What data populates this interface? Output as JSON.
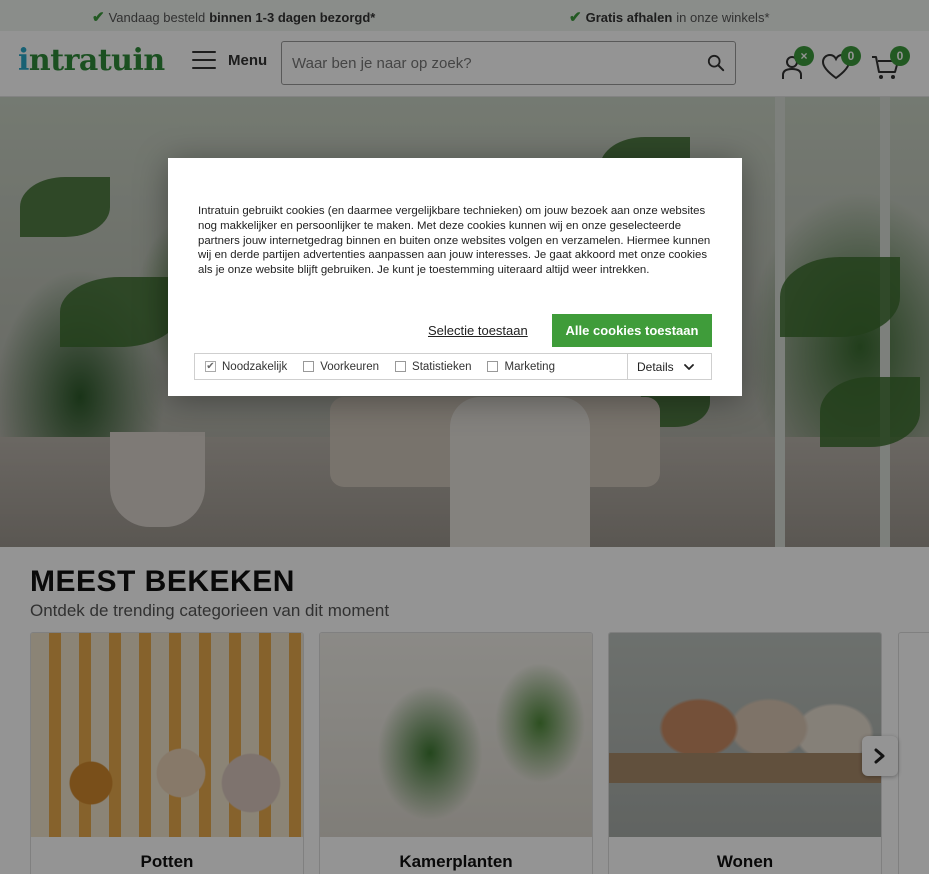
{
  "usp_bar": {
    "item1": {
      "text": "Vandaag besteld",
      "bold": "binnen 1-3 dagen bezorgd*"
    },
    "item2": {
      "bold": "Gratis afhalen",
      "text": "in onze winkels*"
    }
  },
  "header": {
    "logo": "intratuin",
    "menu_label": "Menu",
    "search_placeholder": "Waar ben je naar op zoek?",
    "wishlist_count": "0",
    "cart_count": "0",
    "account_badge": "×"
  },
  "section": {
    "title": "MEEST BEKEKEN",
    "subtitle": "Ontdek de trending categorieen van dit moment",
    "cards": [
      {
        "label": "Potten"
      },
      {
        "label": "Kamerplanten"
      },
      {
        "label": "Wonen"
      }
    ]
  },
  "cookie_modal": {
    "body": "Intratuin gebruikt cookies (en daarmee vergelijkbare technieken) om jouw bezoek aan onze websites nog makkelijker en persoonlijker te maken. Met deze cookies kunnen wij en onze geselecteerde partners jouw internetgedrag binnen en buiten onze websites volgen en verzamelen. Hiermee kunnen wij en derde partijen advertenties aanpassen aan jouw interesses. Je gaat akkoord met onze cookies als je onze website blijft gebruiken. Je kunt je toestemming uiteraard altijd weer intrekken.",
    "selection_button": "Selectie toestaan",
    "accept_all_button": "Alle cookies toestaan",
    "options": [
      {
        "label": "Noodzakelijk",
        "checked": true
      },
      {
        "label": "Voorkeuren",
        "checked": false
      },
      {
        "label": "Statistieken",
        "checked": false
      },
      {
        "label": "Marketing",
        "checked": false
      }
    ],
    "details_label": "Details"
  },
  "colors": {
    "brand_green": "#3f9c3a",
    "logo_blue": "#2aa7c9"
  }
}
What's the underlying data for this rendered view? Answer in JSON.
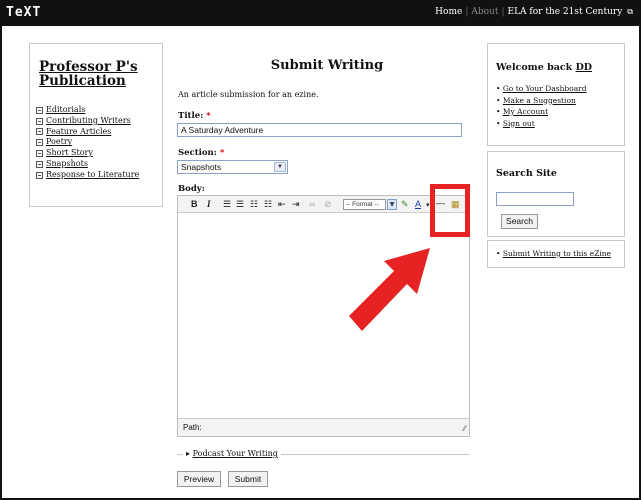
{
  "header": {
    "brand": "TeXT",
    "nav": [
      "Home",
      "About",
      "ELA for the 21st Century"
    ],
    "nav_separator": "|",
    "external_icon": "⧉"
  },
  "sidebar": {
    "title": "Professor P's Publication",
    "items": [
      {
        "label": "Editorials"
      },
      {
        "label": "Contributing Writers"
      },
      {
        "label": "Feature Articles"
      },
      {
        "label": "Poetry"
      },
      {
        "label": "Short Story"
      },
      {
        "label": "Snapshots"
      },
      {
        "label": "Response to Literature"
      }
    ]
  },
  "main": {
    "title": "Submit Writing",
    "description": "An article submission for an ezine.",
    "title_field": {
      "label": "Title:",
      "required_mark": "*",
      "value": "A Saturday Adventure"
    },
    "section_field": {
      "label": "Section:",
      "required_mark": "*",
      "value": "Snapshots"
    },
    "body_label": "Body:",
    "editor": {
      "toolbar": {
        "bold": "B",
        "italic": "I",
        "format_select": "-- Format --"
      },
      "path_label": "Path:"
    },
    "podcast_link": "Podcast Your Writing",
    "buttons": {
      "preview": "Preview",
      "submit": "Submit"
    }
  },
  "right": {
    "welcome": {
      "title_prefix": "Welcome back",
      "username": "DD",
      "links": [
        "Go to Your Dashboard",
        "Make a Suggestion",
        "My Account",
        "Sign out"
      ]
    },
    "search": {
      "title": "Search Site",
      "button": "Search",
      "value": ""
    },
    "submit_link": "Submit Writing to this eZine"
  },
  "colors": {
    "topbar": "#111111",
    "annotation_red": "#e62222",
    "input_border": "#8aa2c7"
  }
}
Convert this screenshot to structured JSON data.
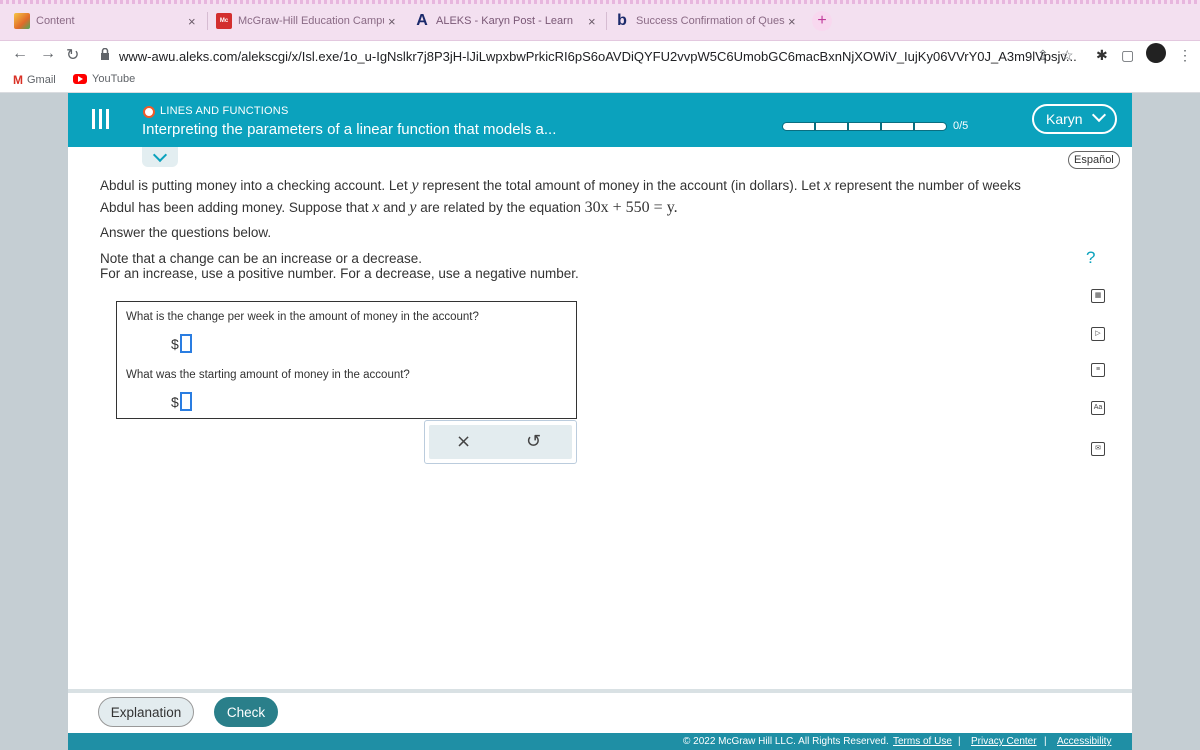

WHAT YOU HAVE TO DO:
Scan the listing above. Collect all lines with the word "bold".

RESPONSE TO THIS EXERCISE:
      "bold": "binnen 1-3 dagen bezorgd*"
      "bold": "Gratis afhalen",
        "bold": "B",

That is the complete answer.